* Begin GIVEN RECORDS *

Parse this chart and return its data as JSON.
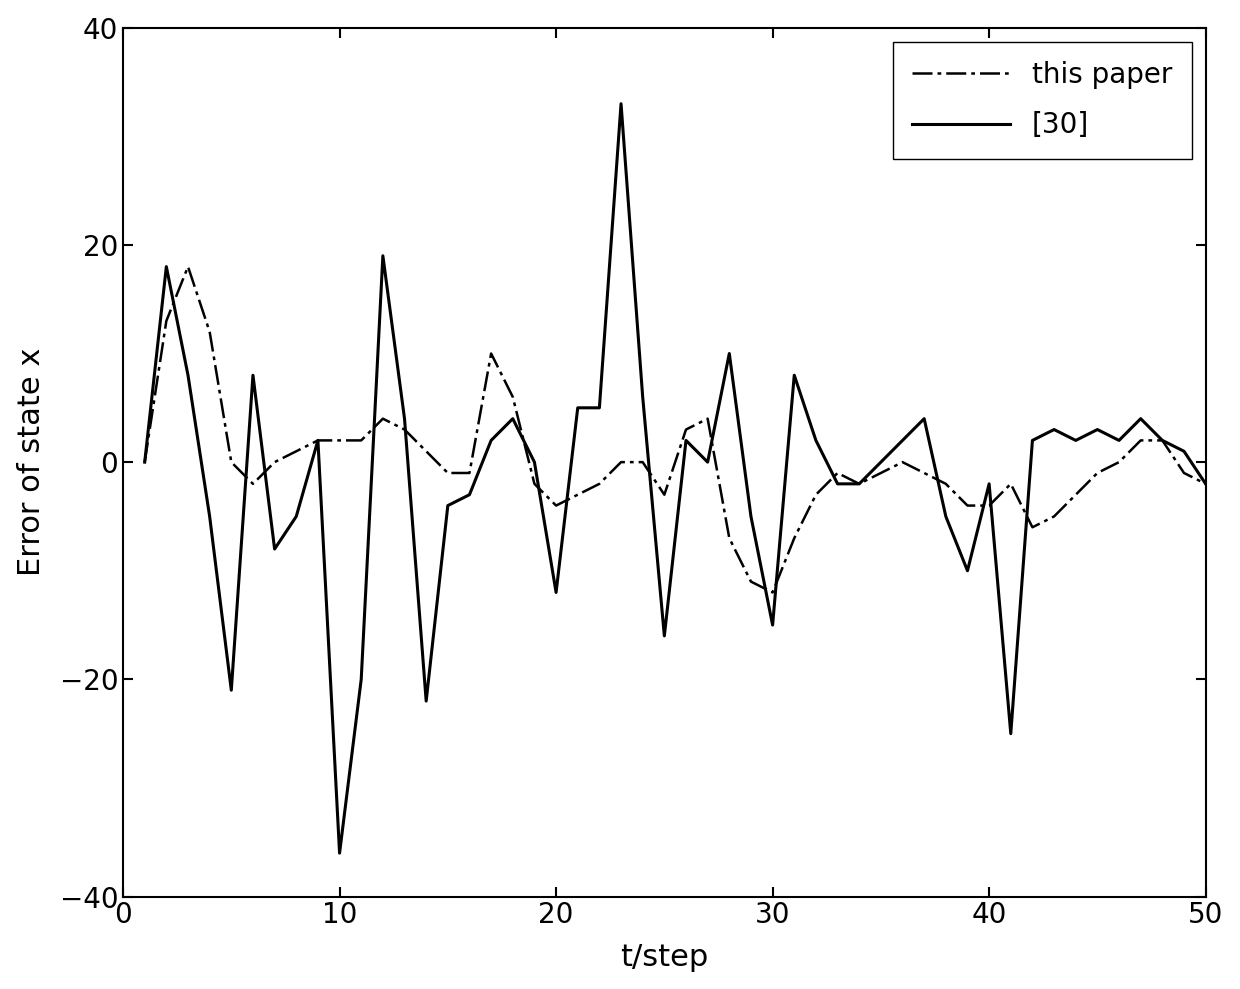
{
  "xlabel": "t/step",
  "ylabel": "Error of state x",
  "xlim": [
    0,
    50
  ],
  "ylim": [
    -40,
    40
  ],
  "xticks": [
    0,
    10,
    20,
    30,
    40,
    50
  ],
  "yticks": [
    -40,
    -20,
    0,
    20,
    40
  ],
  "background_color": "#ffffff",
  "line_color": "#000000",
  "legend_labels": [
    "this paper",
    "[30]"
  ],
  "this_paper_x": [
    1,
    2,
    3,
    4,
    5,
    6,
    7,
    8,
    9,
    10,
    11,
    12,
    13,
    14,
    15,
    16,
    17,
    18,
    19,
    20,
    21,
    22,
    23,
    24,
    25,
    26,
    27,
    28,
    29,
    30,
    31,
    32,
    33,
    34,
    35,
    36,
    37,
    38,
    39,
    40,
    41,
    42,
    43,
    44,
    45,
    46,
    47,
    48,
    49,
    50
  ],
  "this_paper_y": [
    0,
    13,
    18,
    12,
    0,
    -2,
    0,
    1,
    2,
    2,
    2,
    4,
    3,
    1,
    -1,
    -1,
    10,
    6,
    -2,
    -4,
    -3,
    -2,
    0,
    0,
    -3,
    3,
    4,
    -7,
    -11,
    -12,
    -7,
    -3,
    -1,
    -2,
    -1,
    0,
    -1,
    -2,
    -4,
    -4,
    -2,
    -6,
    -5,
    -3,
    -1,
    0,
    2,
    2,
    -1,
    -2
  ],
  "ref30_x": [
    1,
    2,
    3,
    4,
    5,
    6,
    7,
    8,
    9,
    10,
    11,
    12,
    13,
    14,
    15,
    16,
    17,
    18,
    19,
    20,
    21,
    22,
    23,
    24,
    25,
    26,
    27,
    28,
    29,
    30,
    31,
    32,
    33,
    34,
    35,
    36,
    37,
    38,
    39,
    40,
    41,
    42,
    43,
    44,
    45,
    46,
    47,
    48,
    49,
    50
  ],
  "ref30_y": [
    0,
    18,
    8,
    -5,
    -21,
    8,
    -8,
    -5,
    2,
    -36,
    -20,
    19,
    4,
    -22,
    -4,
    -3,
    2,
    4,
    0,
    -12,
    5,
    5,
    33,
    6,
    -16,
    2,
    0,
    10,
    -5,
    -15,
    8,
    2,
    -2,
    -2,
    0,
    2,
    4,
    -5,
    -10,
    -2,
    -25,
    2,
    3,
    2,
    3,
    2,
    4,
    2,
    1,
    -2
  ],
  "this_paper_lw": 1.8,
  "ref30_lw": 2.2,
  "xlabel_fontsize": 22,
  "ylabel_fontsize": 22,
  "tick_fontsize": 20,
  "legend_fontsize": 20
}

* End GIVEN RECORDS *

▶ **YOUR GOAL**:
Extract all the data above exactly, excluding every picture.

▶ **SOLUTION TO THE PROBLEM**:
Parse this chart and return its data as JSON.
{
  "xlabel": "t/step",
  "ylabel": "Error of state x",
  "xlim": [
    0,
    50
  ],
  "ylim": [
    -40,
    40
  ],
  "xticks": [
    0,
    10,
    20,
    30,
    40,
    50
  ],
  "yticks": [
    -40,
    -20,
    0,
    20,
    40
  ],
  "background_color": "#ffffff",
  "line_color": "#000000",
  "legend_labels": [
    "this paper",
    "[30]"
  ],
  "this_paper_x": [
    1,
    2,
    3,
    4,
    5,
    6,
    7,
    8,
    9,
    10,
    11,
    12,
    13,
    14,
    15,
    16,
    17,
    18,
    19,
    20,
    21,
    22,
    23,
    24,
    25,
    26,
    27,
    28,
    29,
    30,
    31,
    32,
    33,
    34,
    35,
    36,
    37,
    38,
    39,
    40,
    41,
    42,
    43,
    44,
    45,
    46,
    47,
    48,
    49,
    50
  ],
  "this_paper_y": [
    0,
    13,
    18,
    12,
    0,
    -2,
    0,
    1,
    2,
    2,
    2,
    4,
    3,
    1,
    -1,
    -1,
    10,
    6,
    -2,
    -4,
    -3,
    -2,
    0,
    0,
    -3,
    3,
    4,
    -7,
    -11,
    -12,
    -7,
    -3,
    -1,
    -2,
    -1,
    0,
    -1,
    -2,
    -4,
    -4,
    -2,
    -6,
    -5,
    -3,
    -1,
    0,
    2,
    2,
    -1,
    -2
  ],
  "ref30_x": [
    1,
    2,
    3,
    4,
    5,
    6,
    7,
    8,
    9,
    10,
    11,
    12,
    13,
    14,
    15,
    16,
    17,
    18,
    19,
    20,
    21,
    22,
    23,
    24,
    25,
    26,
    27,
    28,
    29,
    30,
    31,
    32,
    33,
    34,
    35,
    36,
    37,
    38,
    39,
    40,
    41,
    42,
    43,
    44,
    45,
    46,
    47,
    48,
    49,
    50
  ],
  "ref30_y": [
    0,
    18,
    8,
    -5,
    -21,
    8,
    -8,
    -5,
    2,
    -36,
    -20,
    19,
    4,
    -22,
    -4,
    -3,
    2,
    4,
    0,
    -12,
    5,
    5,
    33,
    6,
    -16,
    2,
    0,
    10,
    -5,
    -15,
    8,
    2,
    -2,
    -2,
    0,
    2,
    4,
    -5,
    -10,
    -2,
    -25,
    2,
    3,
    2,
    3,
    2,
    4,
    2,
    1,
    -2
  ],
  "this_paper_lw": 1.8,
  "ref30_lw": 2.2,
  "xlabel_fontsize": 22,
  "ylabel_fontsize": 22,
  "tick_fontsize": 20,
  "legend_fontsize": 20
}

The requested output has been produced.